WHAT IS REQUIRED
Give the listing again exactly, omitting its images.

MATERIAL
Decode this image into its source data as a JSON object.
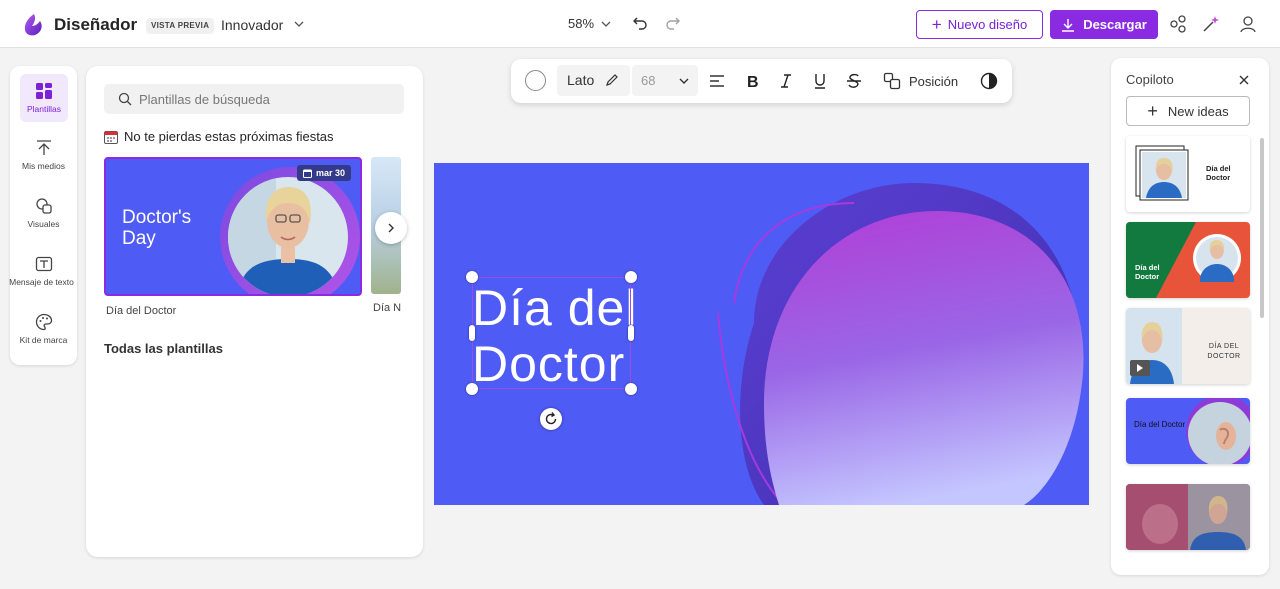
{
  "header": {
    "app_title": "Diseñador",
    "preview_badge": "VISTA PREVIA",
    "project_name": "Innovador",
    "zoom": "58%",
    "new_design": "Nuevo diseño",
    "download": "Descargar",
    "icons": [
      "undo-icon",
      "redo-icon",
      "share-icon",
      "magic-icon",
      "account-icon"
    ]
  },
  "rail": {
    "items": [
      {
        "label": "Plantillas",
        "icon": "templates-icon",
        "active": true
      },
      {
        "label": "Mis medios",
        "icon": "upload-icon"
      },
      {
        "label": "Visuales",
        "icon": "visuals-icon"
      },
      {
        "label": "Mensaje de texto",
        "icon": "text-icon"
      },
      {
        "label": "Kit de marca",
        "icon": "palette-icon"
      }
    ]
  },
  "templates": {
    "search_placeholder": "Plantillas de búsqueda",
    "section_title": "No te pierdas estas próximas fiestas",
    "card": {
      "title": "Doctor's Day",
      "date": "mar 30",
      "caption": "Día del Doctor"
    },
    "card2_caption": "Día N",
    "all_templates": "Todas las plantillas"
  },
  "format_bar": {
    "font": "Lato",
    "size": "68",
    "position": "Posición"
  },
  "canvas": {
    "text": "Día del Doctor",
    "background": "#4f5bf5"
  },
  "copilot": {
    "title": "Copiloto",
    "new_ideas": "New ideas",
    "cards": [
      {
        "text": "Día del Doctor"
      },
      {
        "text": "Día del Doctor"
      },
      {
        "text": "DÍA DEL DOCTOR"
      },
      {
        "text": "Día del Doctor"
      },
      {
        "text": ""
      }
    ]
  },
  "colors": {
    "accent": "#8a2be2",
    "canvas_blue": "#4f5bf5"
  }
}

SOLUTION FOR THIS TASK
Decode this image into its source data as a JSON object.
{
  "header": {
    "app_title": "Diseñador",
    "preview_badge": "VISTA PREVIA",
    "project_name": "Innovador",
    "zoom": "58%",
    "new_design": "Nuevo diseño",
    "download": "Descargar",
    "icons": [
      "undo-icon",
      "redo-icon",
      "share-icon",
      "magic-icon",
      "account-icon"
    ]
  },
  "rail": {
    "items": [
      {
        "label": "Plantillas",
        "icon": "templates-icon",
        "active": true
      },
      {
        "label": "Mis medios",
        "icon": "upload-icon"
      },
      {
        "label": "Visuales",
        "icon": "visuals-icon"
      },
      {
        "label": "Mensaje de texto",
        "icon": "text-icon"
      },
      {
        "label": "Kit de marca",
        "icon": "palette-icon"
      }
    ]
  },
  "templates": {
    "search_placeholder": "Plantillas de búsqueda",
    "section_title": "No te pierdas estas próximas fiestas",
    "card": {
      "title": "Doctor's Day",
      "date": "mar 30",
      "caption": "Día del Doctor"
    },
    "card2_caption": "Día N",
    "all_templates": "Todas las plantillas"
  },
  "format_bar": {
    "font": "Lato",
    "size": "68",
    "position": "Posición"
  },
  "canvas": {
    "text": "Día del Doctor",
    "background": "#4f5bf5"
  },
  "copilot": {
    "title": "Copiloto",
    "new_ideas": "New ideas",
    "cards": [
      {
        "text": "Día del Doctor"
      },
      {
        "text": "Día del Doctor"
      },
      {
        "text": "DÍA DEL DOCTOR"
      },
      {
        "text": "Día del Doctor"
      },
      {
        "text": ""
      }
    ]
  },
  "colors": {
    "accent": "#8a2be2",
    "canvas_blue": "#4f5bf5"
  }
}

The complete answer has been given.